(Recorded data)
>>>

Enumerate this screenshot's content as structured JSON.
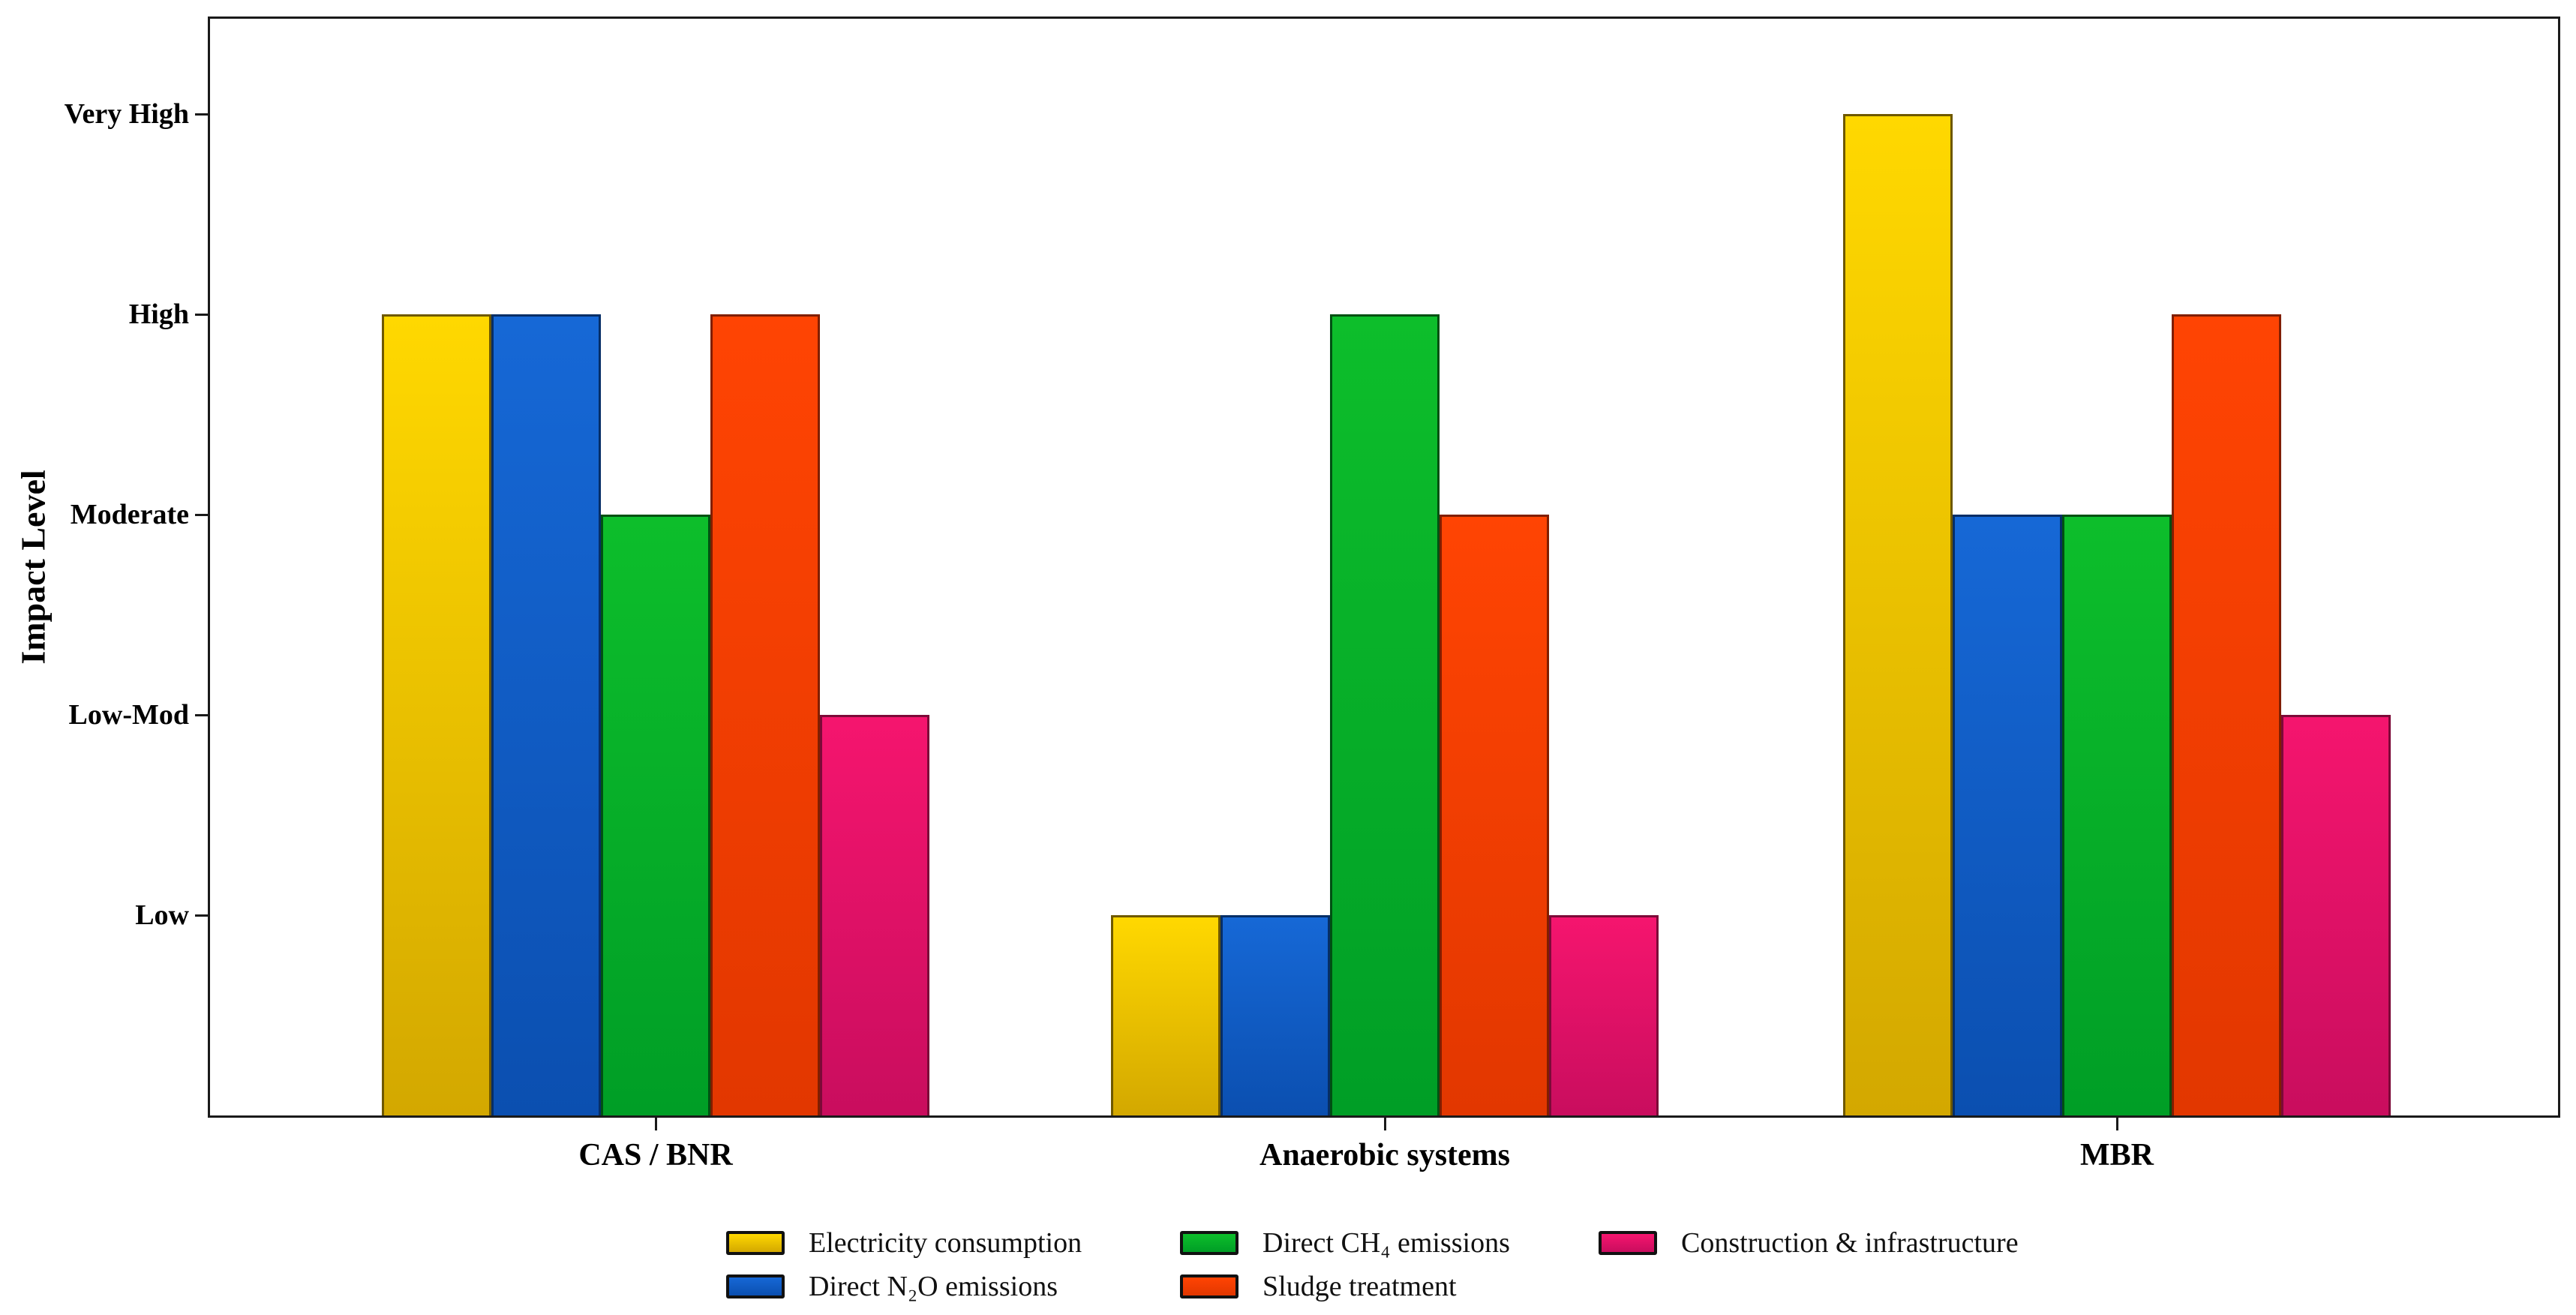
{
  "chart_data": {
    "type": "bar",
    "title": "",
    "xlabel": "",
    "ylabel": "Impact Level",
    "categories": [
      "CAS / BNR",
      "Anaerobic systems",
      "MBR"
    ],
    "series": [
      {
        "name": "Electricity consumption",
        "values": [
          4,
          1,
          5
        ],
        "value_labels": [
          "High",
          "Low",
          "Very High"
        ],
        "color_top": "#FFD800",
        "color_bottom": "#D3A800",
        "edge_color": "#6e5800"
      },
      {
        "name": "Direct N₂O emissions",
        "values": [
          4,
          1,
          3
        ],
        "value_labels": [
          "High",
          "Low",
          "Moderate"
        ],
        "color_top": "#1668D6",
        "color_bottom": "#0B4FB0",
        "edge_color": "#062e66"
      },
      {
        "name": "Direct CH₄ emissions",
        "values": [
          3,
          4,
          3
        ],
        "value_labels": [
          "Moderate",
          "High",
          "Moderate"
        ],
        "color_top": "#0DBE2B",
        "color_bottom": "#009E26",
        "edge_color": "#005012"
      },
      {
        "name": "Sludge treatment",
        "values": [
          4,
          3,
          4
        ],
        "value_labels": [
          "High",
          "Moderate",
          "High"
        ],
        "color_top": "#FF4403",
        "color_bottom": "#E23700",
        "edge_color": "#801e00"
      },
      {
        "name": "Construction & infrastructure",
        "values": [
          2,
          1,
          2
        ],
        "value_labels": [
          "Low-Mod",
          "Low",
          "Low-Mod"
        ],
        "color_top": "#F5156E",
        "color_bottom": "#C90D5E",
        "edge_color": "#7c0a38"
      }
    ],
    "y_ticks": [
      {
        "label": "Low",
        "value": 1
      },
      {
        "label": "Low-Mod",
        "value": 2
      },
      {
        "label": "Moderate",
        "value": 3
      },
      {
        "label": "High",
        "value": 4
      },
      {
        "label": "Very High",
        "value": 5
      }
    ],
    "ylim": [
      0,
      5.5
    ],
    "grid": false,
    "legend_position": "bottom",
    "legend_rows": [
      [
        "Electricity consumption",
        "Direct CH₄ emissions",
        "Construction & infrastructure"
      ],
      [
        "Direct N₂O emissions",
        "Sludge treatment"
      ]
    ]
  }
}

<<<

• Given task: Return the listing above in full and without alteration, excluding its pictures.

• Solution for this problem:
Enumerate this screenshot's content as structured JSON.
{
  "chart_data": {
    "type": "bar",
    "title": "",
    "xlabel": "",
    "ylabel": "Impact Level",
    "categories": [
      "CAS / BNR",
      "Anaerobic systems",
      "MBR"
    ],
    "series": [
      {
        "name": "Electricity consumption",
        "values": [
          4,
          1,
          5
        ],
        "value_labels": [
          "High",
          "Low",
          "Very High"
        ],
        "color_top": "#FFD800",
        "color_bottom": "#D3A800",
        "edge_color": "#6e5800"
      },
      {
        "name": "Direct N₂O emissions",
        "values": [
          4,
          1,
          3
        ],
        "value_labels": [
          "High",
          "Low",
          "Moderate"
        ],
        "color_top": "#1668D6",
        "color_bottom": "#0B4FB0",
        "edge_color": "#062e66"
      },
      {
        "name": "Direct CH₄ emissions",
        "values": [
          3,
          4,
          3
        ],
        "value_labels": [
          "Moderate",
          "High",
          "Moderate"
        ],
        "color_top": "#0DBE2B",
        "color_bottom": "#009E26",
        "edge_color": "#005012"
      },
      {
        "name": "Sludge treatment",
        "values": [
          4,
          3,
          4
        ],
        "value_labels": [
          "High",
          "Moderate",
          "High"
        ],
        "color_top": "#FF4403",
        "color_bottom": "#E23700",
        "edge_color": "#801e00"
      },
      {
        "name": "Construction & infrastructure",
        "values": [
          2,
          1,
          2
        ],
        "value_labels": [
          "Low-Mod",
          "Low",
          "Low-Mod"
        ],
        "color_top": "#F5156E",
        "color_bottom": "#C90D5E",
        "edge_color": "#7c0a38"
      }
    ],
    "y_ticks": [
      {
        "label": "Low",
        "value": 1
      },
      {
        "label": "Low-Mod",
        "value": 2
      },
      {
        "label": "Moderate",
        "value": 3
      },
      {
        "label": "High",
        "value": 4
      },
      {
        "label": "Very High",
        "value": 5
      }
    ],
    "ylim": [
      0,
      5.5
    ],
    "grid": false,
    "legend_position": "bottom",
    "legend_rows": [
      [
        "Electricity consumption",
        "Direct CH₄ emissions",
        "Construction & infrastructure"
      ],
      [
        "Direct N₂O emissions",
        "Sludge treatment"
      ]
    ]
  }
}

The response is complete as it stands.